Copy every line that contains the string "JSON" from the entries below.

## PROVIDED INFORMATION
---

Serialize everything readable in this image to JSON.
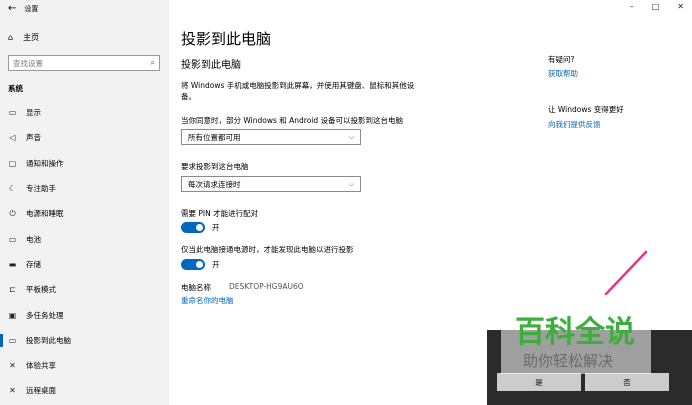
{
  "window": {
    "title": "设置",
    "controls": {
      "minimize": "–",
      "maximize": "□",
      "close": "✕"
    }
  },
  "sidebar": {
    "home_label": "主页",
    "search_placeholder": "查找设置",
    "section_label": "系统",
    "items": [
      {
        "label": "显示",
        "icon": "display-icon",
        "glyph": "▭"
      },
      {
        "label": "声音",
        "icon": "sound-icon",
        "glyph": "◁"
      },
      {
        "label": "通知和操作",
        "icon": "notification-icon",
        "glyph": "▢"
      },
      {
        "label": "专注助手",
        "icon": "focus-assist-icon",
        "glyph": "☾"
      },
      {
        "label": "电源和睡眠",
        "icon": "power-icon",
        "glyph": "⏻"
      },
      {
        "label": "电池",
        "icon": "battery-icon",
        "glyph": "▭"
      },
      {
        "label": "存储",
        "icon": "storage-icon",
        "glyph": "▬"
      },
      {
        "label": "平板模式",
        "icon": "tablet-icon",
        "glyph": "⊏"
      },
      {
        "label": "多任务处理",
        "icon": "multitasking-icon",
        "glyph": "▣"
      },
      {
        "label": "投影到此电脑",
        "icon": "project-icon",
        "glyph": "▭",
        "active": true
      },
      {
        "label": "体验共享",
        "icon": "shared-experiences-icon",
        "glyph": "✕"
      },
      {
        "label": "远程桌面",
        "icon": "remote-desktop-icon",
        "glyph": "✕"
      }
    ]
  },
  "main": {
    "title": "投影到此电脑",
    "section_title": "投影到此电脑",
    "description": "将 Windows 手机或电脑投影到此屏幕，并使用其键盘、鼠标和其他设备。",
    "availability_label": "当你同意时，部分 Windows 和 Android 设备可以投影到这台电脑",
    "availability_value": "所有位置都可用",
    "ask_label": "要求投影到这台电脑",
    "ask_value": "每次请求连接时",
    "pin_label": "需要 PIN 才能进行配对",
    "pin_state": "开",
    "power_label": "仅当此电脑接通电源时，才能发现此电脑以进行投影",
    "power_state": "开",
    "pc_name_label": "电脑名称",
    "pc_name_value": "DESKTOP-HG9AU6O",
    "rename_link": "重命名你的电脑"
  },
  "right": {
    "help_title": "有疑问?",
    "help_link": "获取帮助",
    "improve_title": "让 Windows 变得更好",
    "improve_link": "向我们提供反馈"
  },
  "dialog": {
    "yes_button": "是",
    "no_button": "否"
  },
  "watermark": {
    "brand": "百科全说",
    "tagline": "助你轻松解决"
  },
  "colors": {
    "accent": "#0067c0",
    "sidebar_bg": "#f2f2f2",
    "watermark_green": "#3cae3c"
  }
}
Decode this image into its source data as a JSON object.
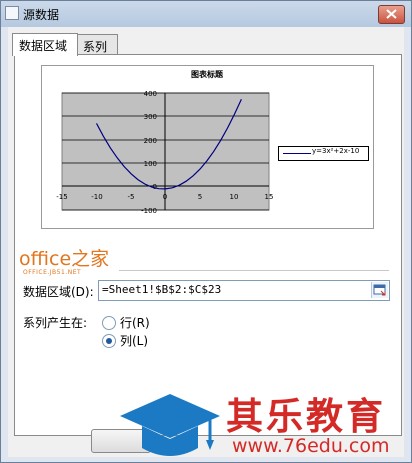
{
  "window": {
    "title": "源数据",
    "close_label": "×"
  },
  "tabs": [
    {
      "label": "数据区域",
      "active": true
    },
    {
      "label": "系列",
      "active": false
    }
  ],
  "chart": {
    "title": "图表标题",
    "legend": "y=3x²+2x-10",
    "y_ticks": [
      "400",
      "300",
      "200",
      "100",
      "0",
      "-100"
    ],
    "x_ticks": [
      "-15",
      "-10",
      "-5",
      "0",
      "5",
      "10",
      "15"
    ]
  },
  "chart_data": {
    "type": "line",
    "title": "图表标题",
    "xlabel": "",
    "ylabel": "",
    "xlim": [
      -15,
      15
    ],
    "ylim": [
      -100,
      400
    ],
    "grid": true,
    "legend_position": "right",
    "series": [
      {
        "name": "y=3x²+2x-10",
        "color": "#000080",
        "x": [
          -10,
          -9,
          -8,
          -7,
          -6,
          -5,
          -4,
          -3,
          -2,
          -1,
          0,
          1,
          2,
          3,
          4,
          5,
          6,
          7,
          8,
          9,
          10,
          11
        ],
        "y": [
          270,
          215,
          166,
          123,
          86,
          55,
          30,
          11,
          -2,
          -9,
          -10,
          -5,
          6,
          23,
          46,
          75,
          110,
          151,
          198,
          251,
          310,
          373
        ]
      }
    ]
  },
  "watermark_top": {
    "brand": "office之家",
    "url": "OFFICE.JB51.NET"
  },
  "data_range": {
    "label": "数据区域(D):",
    "value": "=Sheet1!$B$2:$C$23"
  },
  "series_in": {
    "label": "系列产生在:",
    "options": [
      {
        "label": "行(R)",
        "selected": false
      },
      {
        "label": "列(L)",
        "selected": true
      }
    ]
  },
  "watermark_bottom": {
    "brand": "其乐教育",
    "url": "www.76edu.com",
    "colors": {
      "red": "#d42a27",
      "blue": "#1c7ac4"
    }
  }
}
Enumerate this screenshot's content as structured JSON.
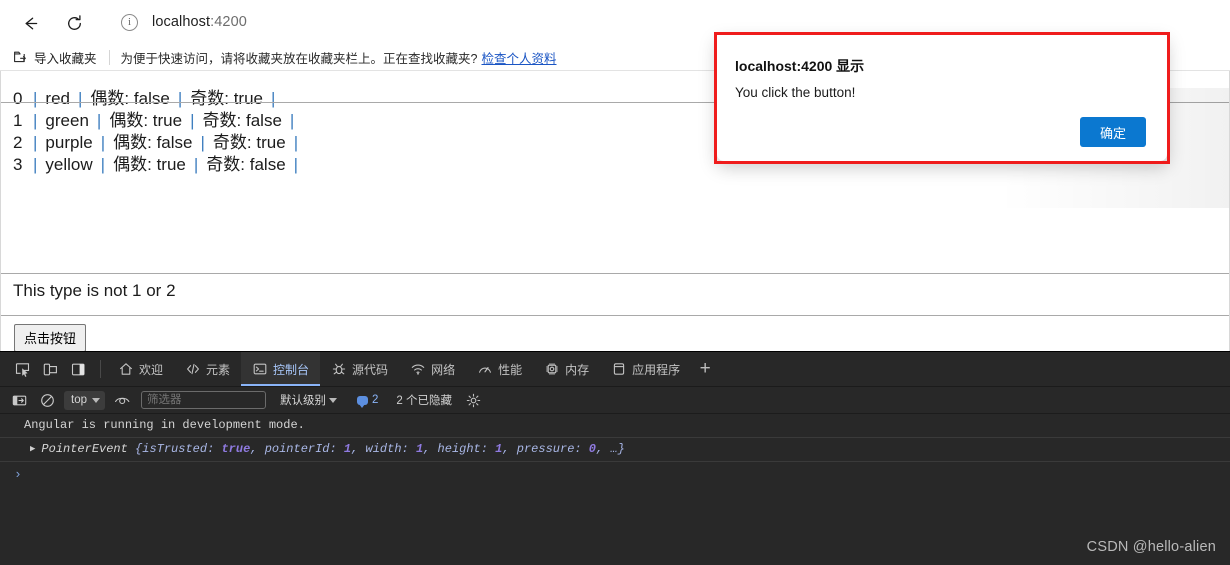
{
  "browser": {
    "back_label": "Back",
    "reload_label": "Reload",
    "url_host": "localhost",
    "url_port": ":4200",
    "info_glyph": "i"
  },
  "bookmarks": {
    "import_label": "导入收藏夹",
    "message": "为便于快速访问，请将收藏夹放在收藏夹栏上。正在查找收藏夹?",
    "link_label": "检查个人资料"
  },
  "page": {
    "rows": [
      {
        "index": "0",
        "color": "red",
        "even_label": "偶数:",
        "even_value": "false",
        "odd_label": "奇数:",
        "odd_value": "true"
      },
      {
        "index": "1",
        "color": "green",
        "even_label": "偶数:",
        "even_value": "true",
        "odd_label": "奇数:",
        "odd_value": "false"
      },
      {
        "index": "2",
        "color": "purple",
        "even_label": "偶数:",
        "even_value": "false",
        "odd_label": "奇数:",
        "odd_value": "true"
      },
      {
        "index": "3",
        "color": "yellow",
        "even_label": "偶数:",
        "even_value": "true",
        "odd_label": "奇数:",
        "odd_value": "false"
      }
    ],
    "type_text": "This type is not 1 or 2",
    "button_label": "点击按钮",
    "separator": "|"
  },
  "dialog": {
    "title": "localhost:4200 显示",
    "message": "You click the button!",
    "ok_label": "确定",
    "highlight_color": "#ef1c1c",
    "ok_color": "#0b78d0"
  },
  "devtools": {
    "left_icons": [
      {
        "name": "inspect-element-icon",
        "label": "检查"
      },
      {
        "name": "device-toolbar-icon",
        "label": "设备工具栏"
      },
      {
        "name": "dock-side-icon",
        "label": "停靠位置"
      }
    ],
    "tabs": [
      {
        "label": "欢迎",
        "icon": "home-icon",
        "active": false
      },
      {
        "label": "元素",
        "icon": "code-icon",
        "active": false
      },
      {
        "label": "控制台",
        "icon": "console-icon",
        "active": true
      },
      {
        "label": "源代码",
        "icon": "sources-icon",
        "active": false
      },
      {
        "label": "网络",
        "icon": "network-icon",
        "active": false
      },
      {
        "label": "性能",
        "icon": "performance-icon",
        "active": false
      },
      {
        "label": "内存",
        "icon": "memory-icon",
        "active": false
      },
      {
        "label": "应用程序",
        "icon": "application-icon",
        "active": false
      }
    ],
    "more_tabs_label": "+",
    "filterbar": {
      "sidebar_toggle": "console-sidebar-icon",
      "clear_label": "清除控制台",
      "context": "top",
      "eye_label": "实时表达式",
      "filter_placeholder": "筛选器",
      "filter_value": "",
      "level_label": "默认级别",
      "issues_count": "2",
      "hidden_label": "2 个已隐藏",
      "settings_label": "控制台设置"
    },
    "console": {
      "messages": [
        {
          "type": "log",
          "text": "Angular is running in development mode."
        }
      ],
      "object_line": {
        "class_name": "PointerEvent",
        "open_brace": "{",
        "props": [
          {
            "key": "isTrusted",
            "value": "true"
          },
          {
            "key": "pointerId",
            "value": "1"
          },
          {
            "key": "width",
            "value": "1"
          },
          {
            "key": "height",
            "value": "1"
          },
          {
            "key": "pressure",
            "value": "0"
          }
        ],
        "ellipsis": "…",
        "close_brace": "}"
      },
      "prompt_symbol": "›"
    }
  },
  "watermark": "CSDN @hello-alien"
}
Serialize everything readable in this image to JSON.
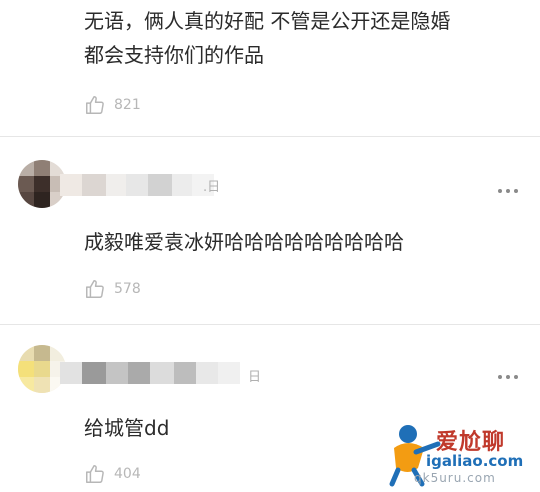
{
  "comments": [
    {
      "text": "无语，俩人真的好配 不管是公开还是隐婚\n都会支持你们的作品",
      "likes": "821",
      "icon": "thumbs-up-icon"
    },
    {
      "user_suffix": ".日",
      "text": "成毅唯爱袁冰妍哈哈哈哈哈哈哈哈哈",
      "likes": "578",
      "icon": "thumbs-up-icon"
    },
    {
      "user_suffix": "日",
      "text": "给城管dd",
      "likes": "404",
      "icon": "thumbs-up-icon"
    }
  ],
  "watermark": {
    "brand": "爱尬聊",
    "url": "igaliao.com",
    "sub": "qk5uru.com"
  },
  "colors": {
    "like_gray": "#b7b7b7",
    "divider": "#e6e6e6",
    "watermark_red": "#c0392b",
    "watermark_blue": "#1f6fb7"
  }
}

---

## FINAL RESULT
Serialize everything readable in this image to JSON.
Decode this image into its source data as a JSON object.
Enumerate this screenshot's content as structured JSON.
Serialize everything readable in this image to JSON.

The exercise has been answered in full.